Reproduce the records below in full and exactly, without their images.
──────── RECORDS FOR PROCESSING ────────
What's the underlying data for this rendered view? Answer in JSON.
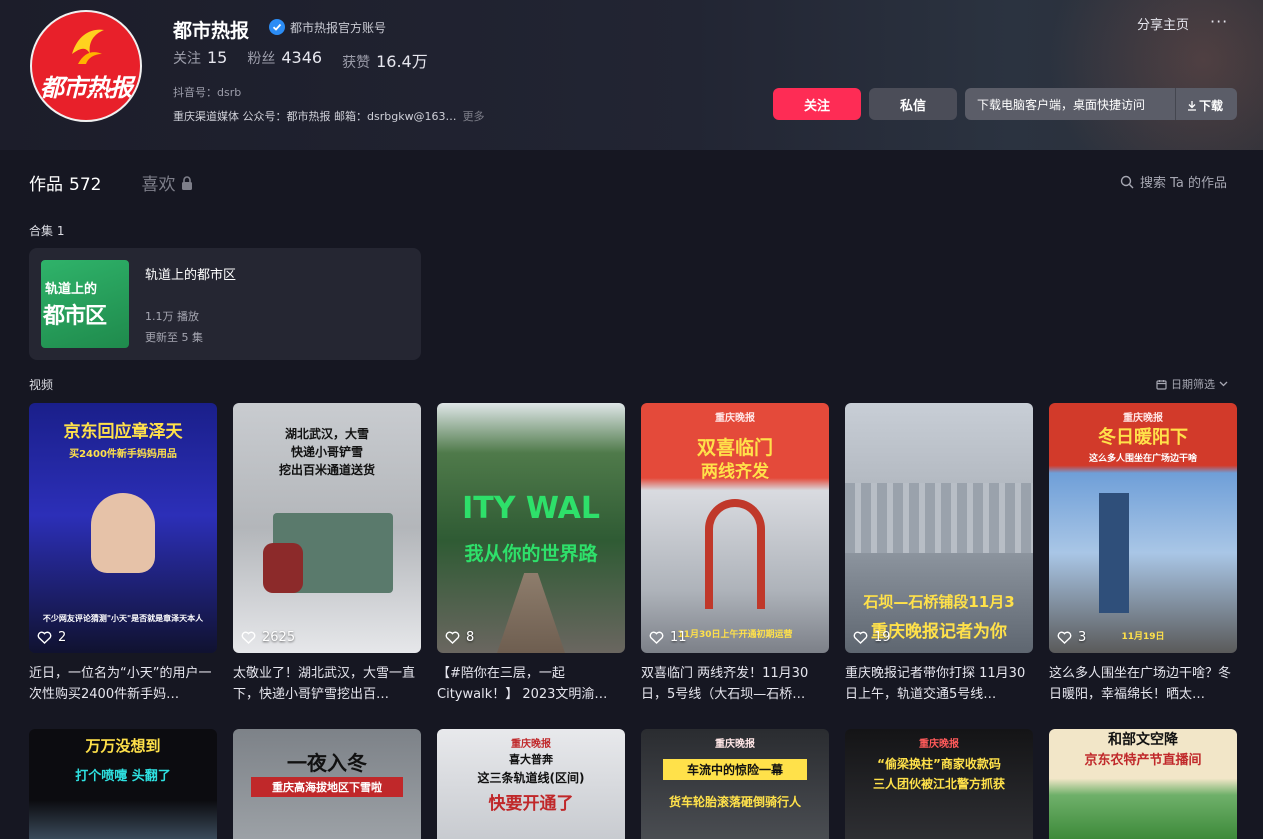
{
  "profile": {
    "avatar_logo_text": "都市热报",
    "name": "都市热报",
    "verified_label": "都市热报官方账号",
    "stats": [
      {
        "label": "关注",
        "value": "15"
      },
      {
        "label": "粉丝",
        "value": "4346"
      },
      {
        "label": "获赞",
        "value": "16.4万"
      }
    ],
    "douyin_id": "抖音号：dsrb",
    "bio": "重庆渠道媒体 公众号：都市热报 邮箱：dsrbgkw@163…",
    "bio_more": "更多"
  },
  "header_actions": {
    "share": "分享主页",
    "more": "···",
    "follow": "关注",
    "message": "私信",
    "download_tip": "下载电脑客户端，桌面快捷访问",
    "download": "下载"
  },
  "tabs": {
    "works_label": "作品",
    "works_count": "572",
    "likes_label": "喜欢",
    "search": "搜索 Ta 的作品"
  },
  "collection": {
    "section_label": "合集 1",
    "thumb_line1": "轨道上的",
    "thumb_line2": "都市区",
    "title": "轨道上的都市区",
    "plays": "1.1万 播放",
    "updated": "更新至 5 集"
  },
  "videos_section": {
    "label": "视频",
    "date_filter": "日期筛选"
  },
  "videos": [
    {
      "likes": "2",
      "overlay_top": "京东回应章泽天",
      "overlay_sub": "买2400件新手妈妈用品",
      "overlay_bottom": "不少网友评论猜测\"小天\"是否就是章泽天本人",
      "caption": "近日，一位名为“小天”的用户一次性购买2400件新手妈…"
    },
    {
      "likes": "2625",
      "overlay_top": "湖北武汉，大雪",
      "overlay_sub": "快递小哥铲雪",
      "overlay_bottom": "挖出百米通道送货",
      "caption": "太敬业了！湖北武汉，大雪一直下，快递小哥铲雪挖出百…"
    },
    {
      "likes": "8",
      "overlay_top": "ITY WAL",
      "overlay_sub": "我从你的世界路",
      "overlay_bottom": "",
      "caption": "【#陪你在三层，一起Citywalk！】 2023文明渝…"
    },
    {
      "likes": "11",
      "brand": "重庆晚报",
      "overlay_top": "双喜临门",
      "overlay_sub": "两线齐发",
      "overlay_bottom": "11月30日上午开通初期运营",
      "caption": "双喜临门 两线齐发！11月30日，5号线（大石坝—石桥…"
    },
    {
      "likes": "19",
      "overlay_top": "石坝—石桥铺段11月3",
      "overlay_sub": "重庆晚报记者为你",
      "overlay_bottom": "",
      "caption": "重庆晚报记者带你打探 11月30日上午，轨道交通5号线…"
    },
    {
      "likes": "3",
      "brand": "重庆晚报",
      "overlay_top": "冬日暖阳下",
      "overlay_sub": "这么多人围坐在广场边干啥",
      "overlay_bottom": "11月19日",
      "caption": "这么多人围坐在广场边干啥？冬日暖阳，幸福绵长！晒太…"
    }
  ],
  "videos_row2": [
    {
      "overlay_top": "万万没想到",
      "overlay_sub": "打个喷嚏 头翻了"
    },
    {
      "overlay_top": "一夜入冬",
      "overlay_sub": "重庆高海拔地区下雪啦"
    },
    {
      "brand": "重庆晚报",
      "overlay_top": "喜大普奔",
      "overlay_sub": "这三条轨道线(区间)",
      "overlay_bottom": "快要开通了"
    },
    {
      "brand": "重庆晚报",
      "overlay_top": "车流中的惊险一幕",
      "overlay_sub": "货车轮胎滚落砸倒骑行人"
    },
    {
      "brand": "重庆晚报",
      "overlay_top": "“偷梁换柱”商家收款码",
      "overlay_sub": "三人团伙被江北警方抓获"
    },
    {
      "overlay_top": "和部文空降",
      "overlay_sub": "京东农特产节直播间"
    }
  ]
}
────────
RESULT:
What's the underlying data for this rendered view? Answer in JSON.
{
  "profile": {
    "avatar_logo_text": "都市热报",
    "name": "都市热报",
    "verified_label": "都市热报官方账号",
    "stats": [
      {
        "label": "关注",
        "value": "15"
      },
      {
        "label": "粉丝",
        "value": "4346"
      },
      {
        "label": "获赞",
        "value": "16.4万"
      }
    ],
    "douyin_id": "抖音号：dsrb",
    "bio": "重庆渠道媒体 公众号：都市热报 邮箱：dsrbgkw@163…",
    "bio_more": "更多"
  },
  "header_actions": {
    "share": "分享主页",
    "more": "···",
    "follow": "关注",
    "message": "私信",
    "download_tip": "下载电脑客户端，桌面快捷访问",
    "download": "下载"
  },
  "tabs": {
    "works_label": "作品",
    "works_count": "572",
    "likes_label": "喜欢",
    "search": "搜索 Ta 的作品"
  },
  "collection": {
    "section_label": "合集 1",
    "thumb_line1": "轨道上的",
    "thumb_line2": "都市区",
    "title": "轨道上的都市区",
    "plays": "1.1万 播放",
    "updated": "更新至 5 集"
  },
  "videos_section": {
    "label": "视频",
    "date_filter": "日期筛选"
  },
  "videos": [
    {
      "likes": "2",
      "overlay_top": "京东回应章泽天",
      "overlay_sub": "买2400件新手妈妈用品",
      "overlay_bottom": "不少网友评论猜测\"小天\"是否就是章泽天本人",
      "caption": "近日，一位名为“小天”的用户一次性购买2400件新手妈…"
    },
    {
      "likes": "2625",
      "overlay_top": "湖北武汉，大雪",
      "overlay_sub": "快递小哥铲雪",
      "overlay_bottom": "挖出百米通道送货",
      "caption": "太敬业了！湖北武汉，大雪一直下，快递小哥铲雪挖出百…"
    },
    {
      "likes": "8",
      "overlay_top": "ITY WAL",
      "overlay_sub": "我从你的世界路",
      "overlay_bottom": "",
      "caption": "【#陪你在三层，一起Citywalk！】 2023文明渝…"
    },
    {
      "likes": "11",
      "brand": "重庆晚报",
      "overlay_top": "双喜临门",
      "overlay_sub": "两线齐发",
      "overlay_bottom": "11月30日上午开通初期运营",
      "caption": "双喜临门 两线齐发！11月30日，5号线（大石坝—石桥…"
    },
    {
      "likes": "19",
      "overlay_top": "石坝—石桥铺段11月3",
      "overlay_sub": "重庆晚报记者为你",
      "overlay_bottom": "",
      "caption": "重庆晚报记者带你打探 11月30日上午，轨道交通5号线…"
    },
    {
      "likes": "3",
      "brand": "重庆晚报",
      "overlay_top": "冬日暖阳下",
      "overlay_sub": "这么多人围坐在广场边干啥",
      "overlay_bottom": "11月19日",
      "caption": "这么多人围坐在广场边干啥？冬日暖阳，幸福绵长！晒太…"
    }
  ],
  "videos_row2": [
    {
      "overlay_top": "万万没想到",
      "overlay_sub": "打个喷嚏 头翻了"
    },
    {
      "overlay_top": "一夜入冬",
      "overlay_sub": "重庆高海拔地区下雪啦"
    },
    {
      "brand": "重庆晚报",
      "overlay_top": "喜大普奔",
      "overlay_sub": "这三条轨道线(区间)",
      "overlay_bottom": "快要开通了"
    },
    {
      "brand": "重庆晚报",
      "overlay_top": "车流中的惊险一幕",
      "overlay_sub": "货车轮胎滚落砸倒骑行人"
    },
    {
      "brand": "重庆晚报",
      "overlay_top": "“偷梁换柱”商家收款码",
      "overlay_sub": "三人团伙被江北警方抓获"
    },
    {
      "overlay_top": "和部文空降",
      "overlay_sub": "京东农特产节直播间"
    }
  ]
}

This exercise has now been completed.